Task prompt: How many lines of the records below contain the word "name"? Answer with the number alone.
_ _ _ _ _ _ _
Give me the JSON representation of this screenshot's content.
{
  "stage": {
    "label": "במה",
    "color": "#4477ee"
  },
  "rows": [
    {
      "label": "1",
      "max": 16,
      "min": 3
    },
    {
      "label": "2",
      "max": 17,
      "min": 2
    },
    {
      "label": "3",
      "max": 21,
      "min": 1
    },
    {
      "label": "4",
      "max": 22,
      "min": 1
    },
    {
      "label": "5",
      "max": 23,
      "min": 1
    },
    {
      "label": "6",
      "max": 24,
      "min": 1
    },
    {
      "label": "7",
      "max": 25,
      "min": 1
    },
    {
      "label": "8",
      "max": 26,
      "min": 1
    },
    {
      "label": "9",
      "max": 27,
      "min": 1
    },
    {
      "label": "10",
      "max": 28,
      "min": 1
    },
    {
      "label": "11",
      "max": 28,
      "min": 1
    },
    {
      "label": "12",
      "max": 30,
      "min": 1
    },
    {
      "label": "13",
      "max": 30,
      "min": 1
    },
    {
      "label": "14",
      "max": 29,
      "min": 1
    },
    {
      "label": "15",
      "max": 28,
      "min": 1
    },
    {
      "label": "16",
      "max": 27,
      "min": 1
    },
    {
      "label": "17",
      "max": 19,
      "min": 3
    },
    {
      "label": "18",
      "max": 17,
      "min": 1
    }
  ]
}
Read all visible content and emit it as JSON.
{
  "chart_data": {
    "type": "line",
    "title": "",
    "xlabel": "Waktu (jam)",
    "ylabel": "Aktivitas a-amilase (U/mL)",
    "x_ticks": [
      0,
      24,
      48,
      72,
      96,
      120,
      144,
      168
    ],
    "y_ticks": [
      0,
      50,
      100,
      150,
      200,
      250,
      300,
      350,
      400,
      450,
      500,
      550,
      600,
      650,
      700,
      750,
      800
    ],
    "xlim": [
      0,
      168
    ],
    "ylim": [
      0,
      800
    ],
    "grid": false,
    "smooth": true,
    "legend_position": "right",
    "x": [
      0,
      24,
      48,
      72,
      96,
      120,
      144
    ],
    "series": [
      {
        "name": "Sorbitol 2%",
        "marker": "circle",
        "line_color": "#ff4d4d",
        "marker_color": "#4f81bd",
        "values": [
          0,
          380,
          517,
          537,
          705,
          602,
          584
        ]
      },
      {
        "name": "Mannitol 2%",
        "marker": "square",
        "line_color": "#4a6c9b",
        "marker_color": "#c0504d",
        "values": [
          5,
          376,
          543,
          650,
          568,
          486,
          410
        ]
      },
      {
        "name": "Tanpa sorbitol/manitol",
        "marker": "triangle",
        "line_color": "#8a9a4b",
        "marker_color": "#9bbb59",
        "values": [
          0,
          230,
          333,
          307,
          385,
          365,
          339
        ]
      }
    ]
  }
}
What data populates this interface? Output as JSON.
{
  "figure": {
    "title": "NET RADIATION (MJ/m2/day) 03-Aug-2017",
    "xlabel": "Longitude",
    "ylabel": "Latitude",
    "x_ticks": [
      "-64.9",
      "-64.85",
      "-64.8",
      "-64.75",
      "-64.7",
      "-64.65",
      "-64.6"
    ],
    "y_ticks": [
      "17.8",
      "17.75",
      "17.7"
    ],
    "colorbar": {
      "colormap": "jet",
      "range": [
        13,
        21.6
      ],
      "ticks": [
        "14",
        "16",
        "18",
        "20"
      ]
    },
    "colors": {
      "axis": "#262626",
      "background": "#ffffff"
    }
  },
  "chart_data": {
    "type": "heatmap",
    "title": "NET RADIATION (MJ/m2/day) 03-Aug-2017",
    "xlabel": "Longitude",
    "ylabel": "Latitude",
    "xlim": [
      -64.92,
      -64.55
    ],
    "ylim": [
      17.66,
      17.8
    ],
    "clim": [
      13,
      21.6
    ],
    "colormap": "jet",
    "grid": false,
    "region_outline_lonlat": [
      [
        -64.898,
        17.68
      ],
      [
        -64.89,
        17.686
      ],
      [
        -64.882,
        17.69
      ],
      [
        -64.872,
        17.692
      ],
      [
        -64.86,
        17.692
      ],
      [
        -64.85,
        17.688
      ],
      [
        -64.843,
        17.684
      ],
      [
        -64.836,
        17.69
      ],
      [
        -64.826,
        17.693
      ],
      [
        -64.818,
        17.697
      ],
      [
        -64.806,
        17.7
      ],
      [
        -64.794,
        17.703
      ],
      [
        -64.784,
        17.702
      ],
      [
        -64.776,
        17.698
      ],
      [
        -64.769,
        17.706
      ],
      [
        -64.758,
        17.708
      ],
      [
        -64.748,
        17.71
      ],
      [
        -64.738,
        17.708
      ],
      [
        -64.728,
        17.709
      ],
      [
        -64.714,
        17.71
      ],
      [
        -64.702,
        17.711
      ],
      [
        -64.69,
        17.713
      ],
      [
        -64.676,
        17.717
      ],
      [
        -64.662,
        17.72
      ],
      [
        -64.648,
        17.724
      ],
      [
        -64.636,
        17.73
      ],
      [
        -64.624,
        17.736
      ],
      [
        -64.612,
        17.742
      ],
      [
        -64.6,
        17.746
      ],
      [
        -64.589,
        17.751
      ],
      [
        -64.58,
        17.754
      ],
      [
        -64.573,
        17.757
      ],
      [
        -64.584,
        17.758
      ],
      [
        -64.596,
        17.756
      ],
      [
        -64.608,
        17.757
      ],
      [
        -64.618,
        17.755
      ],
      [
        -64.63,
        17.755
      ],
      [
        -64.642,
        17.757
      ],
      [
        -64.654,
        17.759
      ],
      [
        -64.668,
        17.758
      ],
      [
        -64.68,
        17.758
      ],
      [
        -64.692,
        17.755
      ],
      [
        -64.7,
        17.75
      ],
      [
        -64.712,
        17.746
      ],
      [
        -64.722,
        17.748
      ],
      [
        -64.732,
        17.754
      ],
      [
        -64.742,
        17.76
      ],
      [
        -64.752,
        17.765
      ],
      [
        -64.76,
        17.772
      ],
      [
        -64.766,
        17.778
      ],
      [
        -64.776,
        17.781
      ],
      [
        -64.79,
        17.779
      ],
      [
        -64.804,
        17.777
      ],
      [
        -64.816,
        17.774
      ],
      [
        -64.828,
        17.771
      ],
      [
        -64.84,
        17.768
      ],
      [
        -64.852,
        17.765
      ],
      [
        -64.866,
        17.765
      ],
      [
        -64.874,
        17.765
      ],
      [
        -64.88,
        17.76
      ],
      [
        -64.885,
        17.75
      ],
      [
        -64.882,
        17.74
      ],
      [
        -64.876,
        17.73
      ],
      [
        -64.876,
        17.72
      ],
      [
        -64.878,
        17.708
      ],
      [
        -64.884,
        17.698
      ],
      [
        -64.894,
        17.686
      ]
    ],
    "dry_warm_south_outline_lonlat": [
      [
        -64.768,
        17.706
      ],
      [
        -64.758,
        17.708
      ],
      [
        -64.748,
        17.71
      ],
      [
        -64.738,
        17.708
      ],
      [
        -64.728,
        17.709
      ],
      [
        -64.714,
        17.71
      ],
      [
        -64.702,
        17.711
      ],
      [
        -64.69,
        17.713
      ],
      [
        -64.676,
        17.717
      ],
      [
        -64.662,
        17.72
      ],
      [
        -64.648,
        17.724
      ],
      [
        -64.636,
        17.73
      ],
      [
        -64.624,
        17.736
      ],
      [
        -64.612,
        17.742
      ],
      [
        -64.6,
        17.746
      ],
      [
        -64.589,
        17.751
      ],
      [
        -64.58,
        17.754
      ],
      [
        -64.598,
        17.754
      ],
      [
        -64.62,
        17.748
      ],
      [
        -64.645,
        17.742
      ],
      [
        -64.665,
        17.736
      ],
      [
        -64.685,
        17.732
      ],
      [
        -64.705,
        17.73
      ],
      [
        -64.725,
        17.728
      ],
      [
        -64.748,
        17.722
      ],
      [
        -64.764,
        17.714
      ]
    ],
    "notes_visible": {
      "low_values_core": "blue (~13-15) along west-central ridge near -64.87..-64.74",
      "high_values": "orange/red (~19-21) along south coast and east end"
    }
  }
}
_ _ _ _ _ _ _
Output: 3